◆ Records
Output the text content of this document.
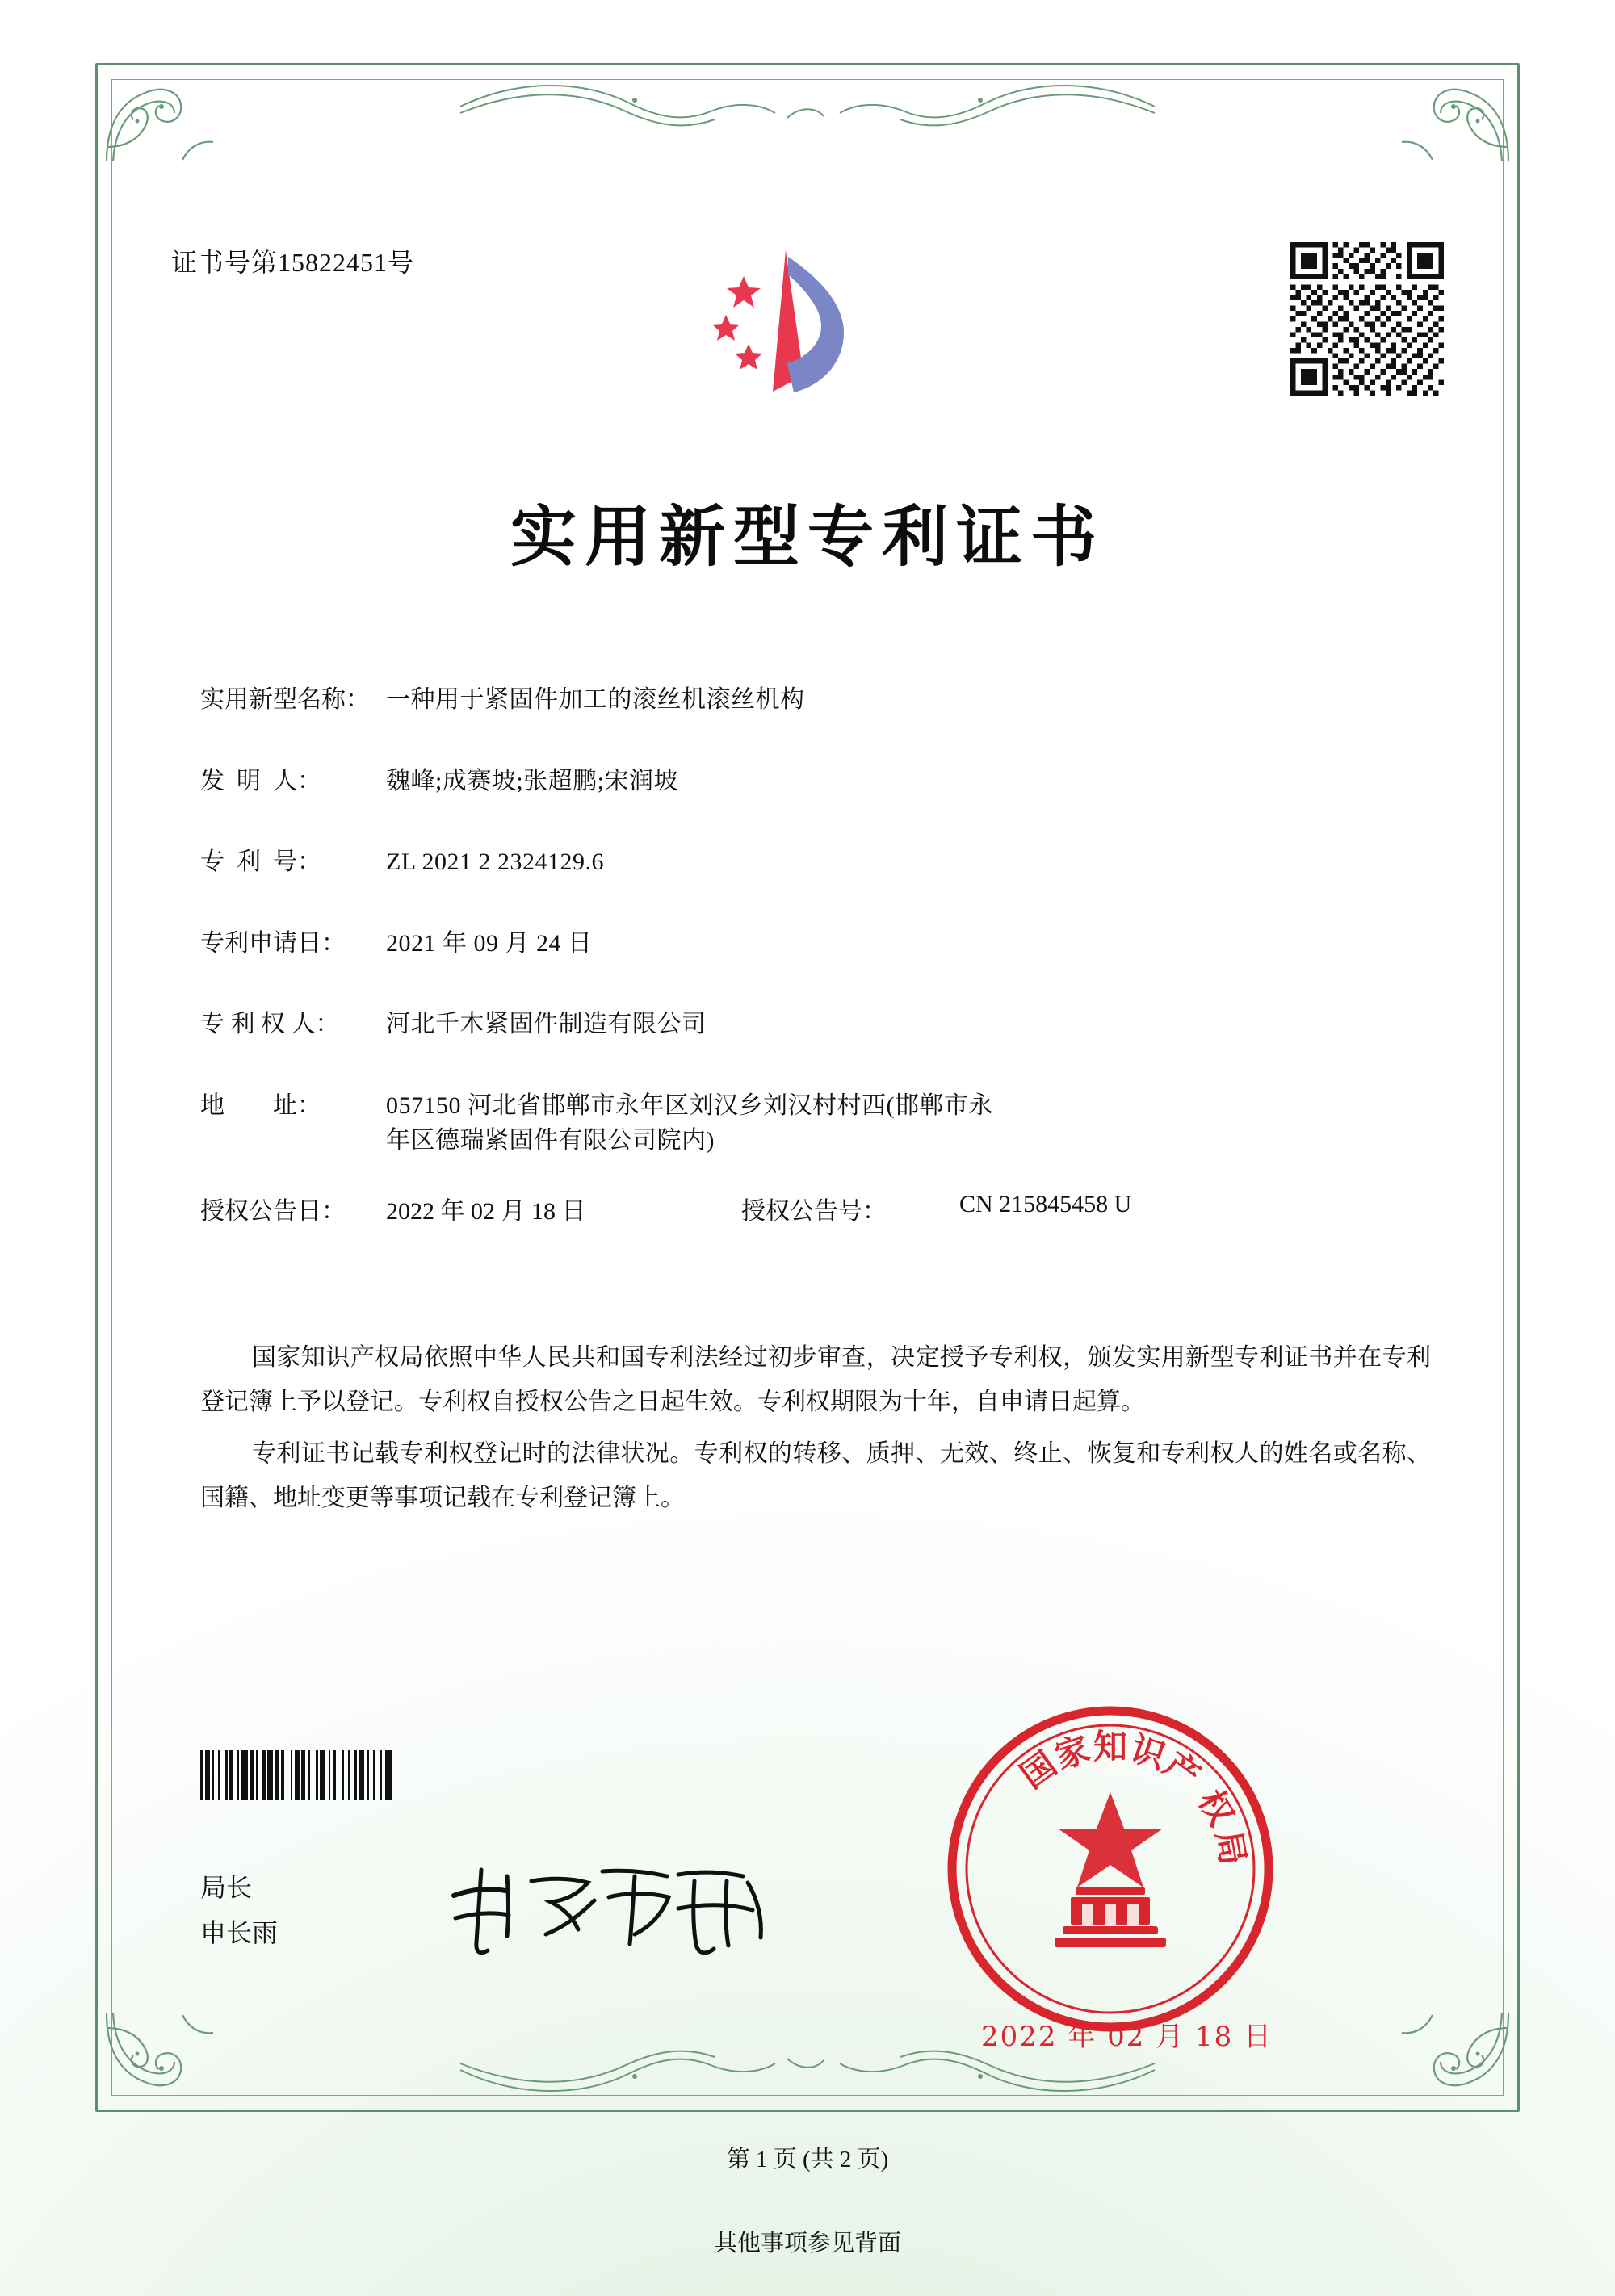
证书号第15822451号
实用新型专利证书
实用新型名称： 一种用于紧固件加工的滚丝机滚丝机构
发  明  人：	魏峰;成赛坡;张超鹏;宋润坡
专  利  号：	ZL 2021 2 2324129.6
专利申请日：	2021 年 09 月 24 日
专 利 权 人：	河北千木紧固件制造有限公司
地        址：	057150 河北省邯郸市永年区刘汉乡刘汉村村西(邯郸市永
年区德瑞紧固件有限公司院内)
授权公告日：	2022 年 02 月 18 日	授权公告号：	CN 215845458 U

国家知识产权局依照中华人民共和国专利法经过初步审查，决定授予专利权，颁发实用新型专利证书并在专利登记簿上予以登记。专利权自授权公告之日起生效。专利权期限为十年，自申请日起算。

专利证书记载专利权登记时的法律状况。专利权的转移、质押、无效、终止、恢复和专利权人的姓名或名称、国籍、地址变更等事项记载在专利登记簿上。

局长
申长雨
国
家
知
识
产
权
局
2022 年 02 月 18 日
第 1 页 (共 2 页)
其他事项参见背面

◆ To be done
Leave out every picture and copy the rest of the records exactly.

◆ Response
Output the text content of this document.
证书号第15822451号
实用新型专利证书
实用新型名称： 一种用于紧固件加工的滚丝机滚丝机构
发  明  人：	魏峰;成赛坡;张超鹏;宋润坡
专  利  号：	ZL 2021 2 2324129.6
专利申请日：	2021 年 09 月 24 日
专 利 权 人：	河北千木紧固件制造有限公司
地        址：	057150 河北省邯郸市永年区刘汉乡刘汉村村西(邯郸市永
年区德瑞紧固件有限公司院内)
授权公告日：	2022 年 02 月 18 日	授权公告号：	CN 215845458 U

国家知识产权局依照中华人民共和国专利法经过初步审查，决定授予专利权，颁发实用新型专利证书并在专利登记簿上予以登记。专利权自授权公告之日起生效。专利权期限为十年，自申请日起算。

专利证书记载专利权登记时的法律状况。专利权的转移、质押、无效、终止、恢复和专利权人的姓名或名称、国籍、地址变更等事项记载在专利登记簿上。

局长
申长雨
国
家
知
识
产
权
局
2022 年 02 月 18 日
第 1 页 (共 2 页)
其他事项参见背面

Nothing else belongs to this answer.